__DESAFIO A__
Reproduza sem nenhuma alteração as linhas da listagem, começando no início da listagem e terminando na linha que contém "trash-icon[interactable]: [1607, 288, 1643, 324]", com as duas extremidades incluídas.

__TRECHO SELECIONADO__
******

Condenado pelo Tribunal do Santo Ofício, entre 1802 e 1805, o diplomata brasileiro Hipólito José da Costa ficou preso em Lisboa, vítima da odiosa inquisição. Auxiliado pela maçonaria, fugiu para Londres, onde editaria de 1808 a 1822 o primeiro jornal brasileiro: “Correio Braziliense”. Morreu na Inglaterra em 1823 e somente em 2001 os seus restos mortais foram trasladados para o Brasil. No longo exílio nunca deixou de pensar no futuro brasileiro. É o patrono da cadeira 17 da Academia Brasileira de Letras. Em 1808, profeticamente, advertia: “Só a prosperidade do povo é quem faz a prosperidade do governo, que quando se põem obstáculos, e entraves ao progresso e propagação das ciências, devem ficar tão raros os homens sábios, que quando o governo precisa deles, não os acha; e vê-se obrigado ou a lançar mão de um homem instruído, mas sem moral; ou de um homem bom, mas estúpido e ignorante, e quanto menor é o número de gente instruída, menos probabilidade há de que o Estado seja servido por homens virtuosos e sábios.”
A lembrança do grande brasileiro ocorreu quando lia a série de textos do jornal “O Estado de S.Paulo”, sobre “Os donos do Congresso”. Retrata os descaminhos de vida política nacional e a deformação corporativa na representação popular. Anteriormente, o Instituto Paulo Montenegro e a ONG Ação Educativa, demonstrava que entre os brasileiros que chegaram à Universidade, somente 22% são integralmente capazes. E mais: metade da população despreza a cultura e 30% nunca compraram um livro. Em contrapartida, entre os usuários de redes sociais ocupamos posição de liderança, fomentando uma sociedade iletrada, em que a leitura e o conhecimento sólido são desprezados. Em “Os donos do Congresso”, essa realidade fica demonstrada.

******

(Registros de anotação espacial)
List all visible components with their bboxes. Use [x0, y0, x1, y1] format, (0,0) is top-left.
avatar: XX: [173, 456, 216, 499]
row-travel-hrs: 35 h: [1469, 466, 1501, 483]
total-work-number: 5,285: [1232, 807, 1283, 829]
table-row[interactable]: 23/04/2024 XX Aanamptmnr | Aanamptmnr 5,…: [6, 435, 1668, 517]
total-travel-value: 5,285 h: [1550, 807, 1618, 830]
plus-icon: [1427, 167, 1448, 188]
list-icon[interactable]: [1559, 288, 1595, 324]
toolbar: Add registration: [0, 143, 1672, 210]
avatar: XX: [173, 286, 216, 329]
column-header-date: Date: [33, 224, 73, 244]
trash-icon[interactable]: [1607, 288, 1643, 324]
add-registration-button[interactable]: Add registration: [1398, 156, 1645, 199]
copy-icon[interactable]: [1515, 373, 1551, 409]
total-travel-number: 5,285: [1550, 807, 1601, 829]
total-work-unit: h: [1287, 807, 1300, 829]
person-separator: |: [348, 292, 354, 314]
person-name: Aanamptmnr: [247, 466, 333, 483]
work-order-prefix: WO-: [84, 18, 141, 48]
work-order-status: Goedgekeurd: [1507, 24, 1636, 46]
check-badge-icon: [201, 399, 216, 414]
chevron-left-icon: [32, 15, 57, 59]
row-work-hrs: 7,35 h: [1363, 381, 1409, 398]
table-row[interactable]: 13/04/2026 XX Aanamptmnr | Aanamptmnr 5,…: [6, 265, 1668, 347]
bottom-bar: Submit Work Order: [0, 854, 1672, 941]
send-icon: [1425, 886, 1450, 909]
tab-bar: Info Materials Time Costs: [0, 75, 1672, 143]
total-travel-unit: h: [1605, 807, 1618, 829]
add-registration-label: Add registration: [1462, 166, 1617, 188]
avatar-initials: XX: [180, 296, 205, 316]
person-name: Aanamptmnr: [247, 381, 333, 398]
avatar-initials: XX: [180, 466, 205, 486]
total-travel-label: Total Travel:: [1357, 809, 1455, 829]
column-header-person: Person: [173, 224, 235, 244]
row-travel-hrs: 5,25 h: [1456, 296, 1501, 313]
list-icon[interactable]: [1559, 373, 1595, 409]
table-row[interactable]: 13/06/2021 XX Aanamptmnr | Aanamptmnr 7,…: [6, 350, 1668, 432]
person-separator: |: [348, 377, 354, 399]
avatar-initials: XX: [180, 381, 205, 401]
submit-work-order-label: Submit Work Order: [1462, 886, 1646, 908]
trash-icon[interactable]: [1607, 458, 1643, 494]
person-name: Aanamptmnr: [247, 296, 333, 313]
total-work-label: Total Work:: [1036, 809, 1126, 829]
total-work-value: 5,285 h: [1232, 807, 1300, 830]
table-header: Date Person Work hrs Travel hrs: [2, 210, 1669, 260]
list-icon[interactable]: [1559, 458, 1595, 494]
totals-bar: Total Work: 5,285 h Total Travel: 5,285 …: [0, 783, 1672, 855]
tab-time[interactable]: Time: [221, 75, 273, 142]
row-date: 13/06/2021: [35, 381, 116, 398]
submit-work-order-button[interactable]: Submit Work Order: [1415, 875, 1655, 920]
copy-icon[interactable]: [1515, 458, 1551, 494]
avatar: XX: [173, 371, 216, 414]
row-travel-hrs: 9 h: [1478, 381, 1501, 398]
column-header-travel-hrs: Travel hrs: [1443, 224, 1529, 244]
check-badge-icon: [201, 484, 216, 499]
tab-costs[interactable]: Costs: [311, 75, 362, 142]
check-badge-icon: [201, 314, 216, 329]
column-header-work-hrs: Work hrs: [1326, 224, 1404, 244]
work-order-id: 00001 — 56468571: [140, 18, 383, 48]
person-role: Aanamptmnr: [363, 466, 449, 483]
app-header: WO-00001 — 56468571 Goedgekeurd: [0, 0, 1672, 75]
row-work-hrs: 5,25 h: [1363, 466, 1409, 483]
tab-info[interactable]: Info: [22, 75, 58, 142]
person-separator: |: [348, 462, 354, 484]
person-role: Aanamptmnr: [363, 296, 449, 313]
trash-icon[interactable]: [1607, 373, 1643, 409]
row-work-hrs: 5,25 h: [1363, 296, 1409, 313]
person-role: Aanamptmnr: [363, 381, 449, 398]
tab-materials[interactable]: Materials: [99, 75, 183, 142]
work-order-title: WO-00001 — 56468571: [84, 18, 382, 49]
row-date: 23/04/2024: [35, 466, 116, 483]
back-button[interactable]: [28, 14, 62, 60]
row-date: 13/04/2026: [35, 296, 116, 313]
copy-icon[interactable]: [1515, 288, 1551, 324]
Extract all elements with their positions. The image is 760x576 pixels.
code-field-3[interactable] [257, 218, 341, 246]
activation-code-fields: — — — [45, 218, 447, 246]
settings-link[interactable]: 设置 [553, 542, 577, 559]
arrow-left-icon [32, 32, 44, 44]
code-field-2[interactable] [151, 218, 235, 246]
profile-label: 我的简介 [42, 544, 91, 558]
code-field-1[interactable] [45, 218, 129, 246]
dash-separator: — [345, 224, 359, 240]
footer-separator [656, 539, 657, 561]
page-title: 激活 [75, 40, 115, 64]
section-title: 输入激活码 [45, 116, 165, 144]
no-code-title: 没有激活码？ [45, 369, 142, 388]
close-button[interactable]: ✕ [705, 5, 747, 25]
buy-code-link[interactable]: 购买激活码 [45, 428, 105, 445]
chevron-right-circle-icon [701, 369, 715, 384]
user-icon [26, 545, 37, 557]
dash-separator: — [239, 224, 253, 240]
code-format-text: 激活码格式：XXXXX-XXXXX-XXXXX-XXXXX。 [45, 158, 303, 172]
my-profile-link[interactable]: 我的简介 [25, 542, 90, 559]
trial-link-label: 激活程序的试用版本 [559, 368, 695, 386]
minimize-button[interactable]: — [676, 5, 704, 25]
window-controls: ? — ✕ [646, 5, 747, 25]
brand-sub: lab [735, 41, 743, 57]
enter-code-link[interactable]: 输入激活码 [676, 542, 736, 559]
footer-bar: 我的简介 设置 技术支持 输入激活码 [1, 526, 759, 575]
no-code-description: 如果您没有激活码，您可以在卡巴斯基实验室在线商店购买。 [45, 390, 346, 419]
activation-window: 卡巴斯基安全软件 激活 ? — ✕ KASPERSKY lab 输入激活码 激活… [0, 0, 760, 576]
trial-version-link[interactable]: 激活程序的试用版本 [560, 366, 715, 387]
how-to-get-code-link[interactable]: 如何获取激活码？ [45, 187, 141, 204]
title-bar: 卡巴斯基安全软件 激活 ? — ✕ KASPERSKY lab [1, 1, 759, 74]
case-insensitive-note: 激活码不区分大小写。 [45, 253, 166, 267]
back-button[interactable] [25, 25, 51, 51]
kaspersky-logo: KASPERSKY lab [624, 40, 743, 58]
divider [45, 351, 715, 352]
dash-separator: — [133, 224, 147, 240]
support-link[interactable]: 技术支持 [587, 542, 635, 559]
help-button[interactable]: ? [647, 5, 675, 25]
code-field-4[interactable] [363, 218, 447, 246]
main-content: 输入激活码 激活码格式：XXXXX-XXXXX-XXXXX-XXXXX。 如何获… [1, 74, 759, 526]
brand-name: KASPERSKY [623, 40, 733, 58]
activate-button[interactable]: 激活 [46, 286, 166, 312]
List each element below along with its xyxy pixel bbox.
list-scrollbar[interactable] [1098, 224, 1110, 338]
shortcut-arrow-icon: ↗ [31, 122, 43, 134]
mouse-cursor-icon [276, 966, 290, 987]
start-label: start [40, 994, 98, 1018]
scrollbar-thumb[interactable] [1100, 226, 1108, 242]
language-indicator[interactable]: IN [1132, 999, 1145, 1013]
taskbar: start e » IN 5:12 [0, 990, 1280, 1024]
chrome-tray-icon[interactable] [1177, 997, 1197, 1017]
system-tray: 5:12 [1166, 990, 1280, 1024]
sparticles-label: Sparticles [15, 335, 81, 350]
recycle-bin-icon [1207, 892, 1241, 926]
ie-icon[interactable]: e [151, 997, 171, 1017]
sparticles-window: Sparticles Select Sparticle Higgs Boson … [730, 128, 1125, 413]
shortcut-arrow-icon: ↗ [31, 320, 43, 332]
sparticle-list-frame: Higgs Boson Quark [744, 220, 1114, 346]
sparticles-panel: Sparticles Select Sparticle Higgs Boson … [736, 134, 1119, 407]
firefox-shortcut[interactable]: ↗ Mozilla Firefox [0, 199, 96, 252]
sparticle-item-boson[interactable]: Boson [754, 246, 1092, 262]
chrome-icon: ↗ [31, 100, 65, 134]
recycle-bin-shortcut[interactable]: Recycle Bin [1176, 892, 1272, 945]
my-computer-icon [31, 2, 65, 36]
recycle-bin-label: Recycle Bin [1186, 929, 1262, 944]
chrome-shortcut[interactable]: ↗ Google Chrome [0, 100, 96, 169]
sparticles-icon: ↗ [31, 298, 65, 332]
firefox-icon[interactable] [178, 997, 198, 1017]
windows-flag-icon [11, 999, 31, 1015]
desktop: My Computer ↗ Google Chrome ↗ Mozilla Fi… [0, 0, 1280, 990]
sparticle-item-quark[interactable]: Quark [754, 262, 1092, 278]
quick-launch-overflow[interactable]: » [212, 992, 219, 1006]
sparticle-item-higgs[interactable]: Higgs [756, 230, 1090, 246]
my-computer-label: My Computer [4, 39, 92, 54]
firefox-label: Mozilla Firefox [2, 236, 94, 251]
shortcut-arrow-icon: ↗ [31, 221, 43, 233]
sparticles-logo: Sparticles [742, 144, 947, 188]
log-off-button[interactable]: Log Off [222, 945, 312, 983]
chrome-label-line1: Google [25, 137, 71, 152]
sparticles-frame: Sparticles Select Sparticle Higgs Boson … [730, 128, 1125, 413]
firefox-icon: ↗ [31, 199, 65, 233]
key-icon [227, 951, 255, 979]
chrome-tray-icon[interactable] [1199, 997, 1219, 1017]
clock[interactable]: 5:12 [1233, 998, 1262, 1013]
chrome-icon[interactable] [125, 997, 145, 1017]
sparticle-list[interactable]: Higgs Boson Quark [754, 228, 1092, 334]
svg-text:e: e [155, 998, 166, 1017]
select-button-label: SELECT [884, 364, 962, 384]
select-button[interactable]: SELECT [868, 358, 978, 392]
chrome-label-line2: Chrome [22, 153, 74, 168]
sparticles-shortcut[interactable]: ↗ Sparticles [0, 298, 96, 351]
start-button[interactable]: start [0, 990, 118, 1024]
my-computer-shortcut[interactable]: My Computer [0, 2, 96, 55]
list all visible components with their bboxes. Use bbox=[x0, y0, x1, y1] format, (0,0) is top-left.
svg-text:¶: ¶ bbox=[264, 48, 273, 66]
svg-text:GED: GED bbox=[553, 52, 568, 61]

******

__DESAFIO B__
Diga se cada afirmação abaixo está de acordo com o texto sobre Hipólito José da Costa, respondendo sim ou não e citando literalmente as palavras do texto que decidem a questão. (i) Hipólito José da Costa fugiu para Londres com o auxílio da maçonaria. (ii) Os restos mortais de Hipólito José da Costa foram trasladados para o Brasil em 1823. (iii) Hipólito José da Costa é o patrono da cadeira 17 da Academia Brasileira de Letras.

__RESPOSTA ESCRITA A__
List all visible components with their bboxes. Use [x0, y0, x1, y1] format, (0,0) is top-left.
avatar: XX: [173, 456, 216, 499]
row-travel-hrs: 35 h: [1469, 466, 1501, 483]
total-work-number: 5,285: [1232, 807, 1283, 829]
table-row[interactable]: 23/04/2024 XX Aanamptmnr | Aanamptmnr 5,…: [6, 435, 1668, 517]
total-travel-value: 5,285 h: [1550, 807, 1618, 830]
plus-icon: [1427, 167, 1448, 188]
list-icon[interactable]: [1559, 288, 1595, 324]
toolbar: Add registration: [0, 143, 1672, 210]
avatar: XX: [173, 286, 216, 329]
column-header-date: Date: [33, 224, 73, 244]
trash-icon[interactable]: [1607, 288, 1643, 324]

__RESPOSTA ESCRITA B__
(i) Sim: "Auxiliado pela maçonaria, fugiu para Londres".
(ii) Não: "Morreu na Inglaterra em 1823 e somente em 2001 os seus restos mortais foram trasladados para o Brasil."
(iii) Sim: "É o patrono da cadeira 17 da Academia Brasileira de Letras."